Exercise directions: Write each record again exactly as it stands.

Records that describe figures
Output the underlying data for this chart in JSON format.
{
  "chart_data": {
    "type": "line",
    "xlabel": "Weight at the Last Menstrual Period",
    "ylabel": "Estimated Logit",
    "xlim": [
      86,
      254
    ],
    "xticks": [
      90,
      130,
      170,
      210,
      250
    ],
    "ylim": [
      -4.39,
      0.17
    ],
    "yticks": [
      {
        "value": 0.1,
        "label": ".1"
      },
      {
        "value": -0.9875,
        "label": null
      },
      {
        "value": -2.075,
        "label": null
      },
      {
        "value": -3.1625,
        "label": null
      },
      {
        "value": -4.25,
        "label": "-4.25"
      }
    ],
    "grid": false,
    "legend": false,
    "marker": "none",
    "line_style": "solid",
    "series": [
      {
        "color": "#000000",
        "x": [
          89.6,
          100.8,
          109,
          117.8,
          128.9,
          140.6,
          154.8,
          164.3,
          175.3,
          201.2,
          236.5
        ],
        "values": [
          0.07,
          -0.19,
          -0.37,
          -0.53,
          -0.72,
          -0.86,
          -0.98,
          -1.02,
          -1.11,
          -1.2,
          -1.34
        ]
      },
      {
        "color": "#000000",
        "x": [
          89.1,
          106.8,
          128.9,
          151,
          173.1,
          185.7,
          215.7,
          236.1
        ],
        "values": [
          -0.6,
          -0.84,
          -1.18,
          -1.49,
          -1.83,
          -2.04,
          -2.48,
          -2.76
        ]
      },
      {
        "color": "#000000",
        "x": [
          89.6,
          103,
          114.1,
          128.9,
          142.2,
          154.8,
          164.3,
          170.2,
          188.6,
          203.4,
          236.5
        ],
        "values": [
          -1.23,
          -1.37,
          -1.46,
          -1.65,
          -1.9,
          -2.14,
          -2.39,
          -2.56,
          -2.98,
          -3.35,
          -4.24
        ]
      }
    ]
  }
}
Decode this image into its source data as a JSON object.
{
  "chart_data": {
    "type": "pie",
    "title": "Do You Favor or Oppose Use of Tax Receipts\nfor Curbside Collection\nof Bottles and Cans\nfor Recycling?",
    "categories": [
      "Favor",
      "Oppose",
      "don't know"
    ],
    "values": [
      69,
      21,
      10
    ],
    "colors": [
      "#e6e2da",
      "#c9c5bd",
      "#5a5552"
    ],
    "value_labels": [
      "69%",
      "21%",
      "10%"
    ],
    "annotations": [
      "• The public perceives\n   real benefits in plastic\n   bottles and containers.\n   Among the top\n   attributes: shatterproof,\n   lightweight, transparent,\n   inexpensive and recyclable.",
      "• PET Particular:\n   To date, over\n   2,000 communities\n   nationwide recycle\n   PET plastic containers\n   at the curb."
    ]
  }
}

Response to this exercise:
Output the underlying data for this chart in JSON format.
{
  "chart_data": {
    "type": "line",
    "xlabel": "Weight at the Last Menstrual Period",
    "ylabel": "Estimated Logit",
    "xlim": [
      86,
      254
    ],
    "xticks": [
      90,
      130,
      170,
      210,
      250
    ],
    "ylim": [
      -4.39,
      0.17
    ],
    "yticks": [
      {
        "value": 0.1,
        "label": ".1"
      },
      {
        "value": -0.9875,
        "label": null
      },
      {
        "value": -2.075,
        "label": null
      },
      {
        "value": -3.1625,
        "label": null
      },
      {
        "value": -4.25,
        "label": "-4.25"
      }
    ],
    "grid": false,
    "legend": false,
    "marker": "none",
    "line_style": "solid",
    "series": [
      {
        "color": "#000000",
        "x": [
          89.6,
          100.8,
          109,
          117.8,
          128.9,
          140.6,
          154.8,
          164.3,
          175.3,
          201.2,
          236.5
        ],
        "values": [
          0.07,
          -0.19,
          -0.37,
          -0.53,
          -0.72,
          -0.86,
          -0.98,
          -1.02,
          -1.11,
          -1.2,
          -1.34
        ]
      },
      {
        "color": "#000000",
        "x": [
          89.1,
          106.8,
          128.9,
          151,
          173.1,
          185.7,
          215.7,
          236.1
        ],
        "values": [
          -0.6,
          -0.84,
          -1.18,
          -1.49,
          -1.83,
          -2.04,
          -2.48,
          -2.76
        ]
      },
      {
        "color": "#000000",
        "x": [
          89.6,
          103,
          114.1,
          128.9,
          142.2,
          154.8,
          164.3,
          170.2,
          188.6,
          203.4,
          236.5
        ],
        "values": [
          -1.23,
          -1.37,
          -1.46,
          -1.65,
          -1.9,
          -2.14,
          -2.39,
          -2.56,
          -2.98,
          -3.35,
          -4.24
        ]
      }
    ]
  }
}
Decode this image into its source data as a JSON object.
{
  "chart_data": {
    "type": "pie",
    "title": "Do You Favor or Oppose Use of Tax Receipts\nfor Curbside Collection\nof Bottles and Cans\nfor Recycling?",
    "categories": [
      "Favor",
      "Oppose",
      "don't know"
    ],
    "values": [
      69,
      21,
      10
    ],
    "colors": [
      "#e6e2da",
      "#c9c5bd",
      "#5a5552"
    ],
    "value_labels": [
      "69%",
      "21%",
      "10%"
    ],
    "annotations": [
      "• The public perceives\n   real benefits in plastic\n   bottles and containers.\n   Among the top\n   attributes: shatterproof,\n   lightweight, transparent,\n   inexpensive and recyclable.",
      "• PET Particular:\n   To date, over\n   2,000 communities\n   nationwide recycle\n   PET plastic containers\n   at the curb."
    ]
  }
}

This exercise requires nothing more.